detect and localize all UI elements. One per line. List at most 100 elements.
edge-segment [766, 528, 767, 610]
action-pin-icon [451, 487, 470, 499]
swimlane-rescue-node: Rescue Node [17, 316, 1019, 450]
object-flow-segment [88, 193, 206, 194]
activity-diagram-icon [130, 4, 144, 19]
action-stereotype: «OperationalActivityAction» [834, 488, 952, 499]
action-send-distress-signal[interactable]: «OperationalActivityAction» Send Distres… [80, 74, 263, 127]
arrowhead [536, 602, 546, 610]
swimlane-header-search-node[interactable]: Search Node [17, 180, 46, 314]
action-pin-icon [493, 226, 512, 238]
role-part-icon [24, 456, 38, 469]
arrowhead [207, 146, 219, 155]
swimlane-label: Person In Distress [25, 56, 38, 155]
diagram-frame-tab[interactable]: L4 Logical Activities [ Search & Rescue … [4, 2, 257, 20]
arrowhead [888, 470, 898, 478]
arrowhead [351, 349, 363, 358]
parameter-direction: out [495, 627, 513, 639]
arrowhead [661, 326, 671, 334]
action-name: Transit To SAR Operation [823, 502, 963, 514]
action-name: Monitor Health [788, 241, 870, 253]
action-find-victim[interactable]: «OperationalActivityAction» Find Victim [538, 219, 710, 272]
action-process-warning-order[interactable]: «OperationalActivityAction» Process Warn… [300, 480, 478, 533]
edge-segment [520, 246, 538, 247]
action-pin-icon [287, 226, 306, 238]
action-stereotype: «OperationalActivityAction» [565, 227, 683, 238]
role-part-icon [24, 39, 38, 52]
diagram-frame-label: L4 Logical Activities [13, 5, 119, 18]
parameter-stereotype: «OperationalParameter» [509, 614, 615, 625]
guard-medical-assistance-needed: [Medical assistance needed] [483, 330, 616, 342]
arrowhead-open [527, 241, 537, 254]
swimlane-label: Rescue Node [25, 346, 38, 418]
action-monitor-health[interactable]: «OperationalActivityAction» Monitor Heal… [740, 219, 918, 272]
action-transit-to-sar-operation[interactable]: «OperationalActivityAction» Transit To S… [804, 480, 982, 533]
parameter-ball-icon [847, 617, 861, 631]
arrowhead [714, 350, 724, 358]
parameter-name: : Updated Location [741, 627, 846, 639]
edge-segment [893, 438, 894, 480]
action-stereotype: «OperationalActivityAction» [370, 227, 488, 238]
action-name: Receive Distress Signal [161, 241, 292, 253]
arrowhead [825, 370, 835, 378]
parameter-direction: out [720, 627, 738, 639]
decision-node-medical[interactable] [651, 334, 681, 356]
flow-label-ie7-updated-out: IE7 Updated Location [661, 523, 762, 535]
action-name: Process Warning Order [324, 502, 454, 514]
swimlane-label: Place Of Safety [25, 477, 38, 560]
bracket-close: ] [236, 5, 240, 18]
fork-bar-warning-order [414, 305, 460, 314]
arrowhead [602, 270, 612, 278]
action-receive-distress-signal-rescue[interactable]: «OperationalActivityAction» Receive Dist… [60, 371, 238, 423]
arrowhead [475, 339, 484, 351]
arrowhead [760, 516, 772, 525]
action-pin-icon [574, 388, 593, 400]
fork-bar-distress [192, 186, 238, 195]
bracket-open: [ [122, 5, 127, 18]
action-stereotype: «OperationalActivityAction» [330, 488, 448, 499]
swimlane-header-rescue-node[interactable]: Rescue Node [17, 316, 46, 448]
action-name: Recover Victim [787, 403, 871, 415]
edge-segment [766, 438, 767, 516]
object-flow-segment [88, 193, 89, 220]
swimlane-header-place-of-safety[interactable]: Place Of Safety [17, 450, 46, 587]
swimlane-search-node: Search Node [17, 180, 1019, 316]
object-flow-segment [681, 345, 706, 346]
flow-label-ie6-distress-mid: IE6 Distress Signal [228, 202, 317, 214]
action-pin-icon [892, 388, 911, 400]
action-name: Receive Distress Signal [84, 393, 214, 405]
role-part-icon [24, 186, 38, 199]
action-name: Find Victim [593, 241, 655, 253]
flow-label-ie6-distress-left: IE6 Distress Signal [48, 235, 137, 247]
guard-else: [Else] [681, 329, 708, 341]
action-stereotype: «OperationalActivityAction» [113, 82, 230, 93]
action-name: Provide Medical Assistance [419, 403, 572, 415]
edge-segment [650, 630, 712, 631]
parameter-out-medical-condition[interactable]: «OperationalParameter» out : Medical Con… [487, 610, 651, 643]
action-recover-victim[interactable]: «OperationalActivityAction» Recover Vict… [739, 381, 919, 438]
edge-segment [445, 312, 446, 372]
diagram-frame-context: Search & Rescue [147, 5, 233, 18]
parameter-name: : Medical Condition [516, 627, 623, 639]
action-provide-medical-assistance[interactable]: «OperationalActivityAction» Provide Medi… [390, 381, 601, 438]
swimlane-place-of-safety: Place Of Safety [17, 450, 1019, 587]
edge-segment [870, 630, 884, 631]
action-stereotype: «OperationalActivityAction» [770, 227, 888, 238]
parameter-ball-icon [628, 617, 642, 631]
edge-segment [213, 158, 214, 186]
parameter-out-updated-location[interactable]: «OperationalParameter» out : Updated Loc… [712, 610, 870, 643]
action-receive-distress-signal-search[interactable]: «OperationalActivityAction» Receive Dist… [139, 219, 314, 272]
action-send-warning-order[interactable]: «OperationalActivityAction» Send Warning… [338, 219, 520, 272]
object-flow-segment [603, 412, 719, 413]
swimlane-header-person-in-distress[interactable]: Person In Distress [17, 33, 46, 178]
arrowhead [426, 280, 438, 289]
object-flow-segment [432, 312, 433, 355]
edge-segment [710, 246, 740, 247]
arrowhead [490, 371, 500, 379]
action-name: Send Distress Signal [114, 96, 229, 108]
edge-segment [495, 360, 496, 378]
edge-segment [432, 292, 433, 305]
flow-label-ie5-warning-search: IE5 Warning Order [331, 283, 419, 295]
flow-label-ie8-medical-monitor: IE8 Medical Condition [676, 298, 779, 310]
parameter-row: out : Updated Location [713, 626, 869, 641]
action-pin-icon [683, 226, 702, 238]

Set exercise: Could you retype every line of the records above with no changes at all?

Output of the exercise:
detect and localize all UI elements. One per line. List at most 100 elements.
edge-segment [766, 528, 767, 610]
action-pin-icon [451, 487, 470, 499]
swimlane-rescue-node: Rescue Node [17, 316, 1019, 450]
object-flow-segment [88, 193, 206, 194]
activity-diagram-icon [130, 4, 144, 19]
action-stereotype: «OperationalActivityAction» [834, 488, 952, 499]
action-send-distress-signal[interactable]: «OperationalActivityAction» Send Distres… [80, 74, 263, 127]
arrowhead [536, 602, 546, 610]
swimlane-header-search-node[interactable]: Search Node [17, 180, 46, 314]
action-pin-icon [493, 226, 512, 238]
role-part-icon [24, 456, 38, 469]
arrowhead [207, 146, 219, 155]
swimlane-label: Person In Distress [25, 56, 38, 155]
diagram-frame-tab[interactable]: L4 Logical Activities [ Search & Rescue … [4, 2, 257, 20]
arrowhead [888, 470, 898, 478]
arrowhead [351, 349, 363, 358]
parameter-direction: out [495, 627, 513, 639]
arrowhead [661, 326, 671, 334]
action-name: Transit To SAR Operation [823, 502, 963, 514]
action-name: Monitor Health [788, 241, 870, 253]
action-find-victim[interactable]: «OperationalActivityAction» Find Victim [538, 219, 710, 272]
action-process-warning-order[interactable]: «OperationalActivityAction» Process Warn… [300, 480, 478, 533]
edge-segment [520, 246, 538, 247]
action-pin-icon [287, 226, 306, 238]
action-stereotype: «OperationalActivityAction» [565, 227, 683, 238]
role-part-icon [24, 39, 38, 52]
diagram-frame-label: L4 Logical Activities [13, 5, 119, 18]
parameter-stereotype: «OperationalParameter» [509, 614, 615, 625]
guard-medical-assistance-needed: [Medical assistance needed] [483, 330, 616, 342]
arrowhead-open [527, 241, 537, 254]
swimlane-label: Rescue Node [25, 346, 38, 418]
action-monitor-health[interactable]: «OperationalActivityAction» Monitor Heal… [740, 219, 918, 272]
action-transit-to-sar-operation[interactable]: «OperationalActivityAction» Transit To S… [804, 480, 982, 533]
parameter-ball-icon [847, 617, 861, 631]
arrowhead [714, 350, 724, 358]
parameter-name: : Updated Location [741, 627, 846, 639]
edge-segment [893, 438, 894, 480]
action-stereotype: «OperationalActivityAction» [370, 227, 488, 238]
action-name: Receive Distress Signal [161, 241, 292, 253]
arrowhead [825, 370, 835, 378]
parameter-direction: out [720, 627, 738, 639]
decision-node-medical[interactable] [651, 334, 681, 356]
flow-label-ie7-updated-out: IE7 Updated Location [661, 523, 762, 535]
action-name: Process Warning Order [324, 502, 454, 514]
swimlane-label: Place Of Safety [25, 477, 38, 560]
bracket-close: ] [236, 5, 240, 18]
fork-bar-warning-order [414, 305, 460, 314]
arrowhead [602, 270, 612, 278]
action-receive-distress-signal-rescue[interactable]: «OperationalActivityAction» Receive Dist… [60, 371, 238, 423]
arrowhead [475, 339, 484, 351]
arrowhead [760, 516, 772, 525]
action-pin-icon [574, 388, 593, 400]
fork-bar-distress [192, 186, 238, 195]
bracket-open: [ [122, 5, 127, 18]
action-stereotype: «OperationalActivityAction» [330, 488, 448, 499]
swimlane-header-rescue-node[interactable]: Rescue Node [17, 316, 46, 448]
action-name: Recover Victim [787, 403, 871, 415]
edge-segment [766, 438, 767, 516]
object-flow-segment [88, 193, 89, 220]
swimlane-header-place-of-safety[interactable]: Place Of Safety [17, 450, 46, 587]
swimlane-search-node: Search Node [17, 180, 1019, 316]
object-flow-segment [681, 345, 706, 346]
flow-label-ie6-distress-mid: IE6 Distress Signal [228, 202, 317, 214]
action-pin-icon [892, 388, 911, 400]
action-name: Receive Distress Signal [84, 393, 214, 405]
role-part-icon [24, 186, 38, 199]
action-name: Find Victim [593, 241, 655, 253]
flow-label-ie6-distress-left: IE6 Distress Signal [48, 235, 137, 247]
guard-else: [Else] [681, 329, 708, 341]
action-stereotype: «OperationalActivityAction» [113, 82, 230, 93]
action-name: Provide Medical Assistance [419, 403, 572, 415]
edge-segment [650, 630, 712, 631]
parameter-out-medical-condition[interactable]: «OperationalParameter» out : Medical Con… [487, 610, 651, 643]
action-recover-victim[interactable]: «OperationalActivityAction» Recover Vict… [739, 381, 919, 438]
edge-segment [445, 312, 446, 372]
diagram-frame-context: Search & Rescue [147, 5, 233, 18]
parameter-name: : Medical Condition [516, 627, 623, 639]
action-provide-medical-assistance[interactable]: «OperationalActivityAction» Provide Medi… [390, 381, 601, 438]
swimlane-place-of-safety: Place Of Safety [17, 450, 1019, 587]
edge-segment [870, 630, 884, 631]
action-stereotype: «OperationalActivityAction» [770, 227, 888, 238]
parameter-ball-icon [628, 617, 642, 631]
edge-segment [213, 158, 214, 186]
parameter-out-updated-location[interactable]: «OperationalParameter» out : Updated Loc… [712, 610, 870, 643]
action-receive-distress-signal-search[interactable]: «OperationalActivityAction» Receive Dist… [139, 219, 314, 272]
action-send-warning-order[interactable]: «OperationalActivityAction» Send Warning… [338, 219, 520, 272]
object-flow-segment [603, 412, 719, 413]
swimlane-header-person-in-distress[interactable]: Person In Distress [17, 33, 46, 178]
arrowhead [426, 280, 438, 289]
object-flow-segment [432, 312, 433, 355]
edge-segment [710, 246, 740, 247]
arrowhead [490, 371, 500, 379]
action-name: Send Distress Signal [114, 96, 229, 108]
edge-segment [495, 360, 496, 378]
edge-segment [432, 292, 433, 305]
flow-label-ie5-warning-search: IE5 Warning Order [331, 283, 419, 295]
flow-label-ie8-medical-monitor: IE8 Medical Condition [676, 298, 779, 310]
parameter-row: out : Updated Location [713, 626, 869, 641]
action-pin-icon [683, 226, 702, 238]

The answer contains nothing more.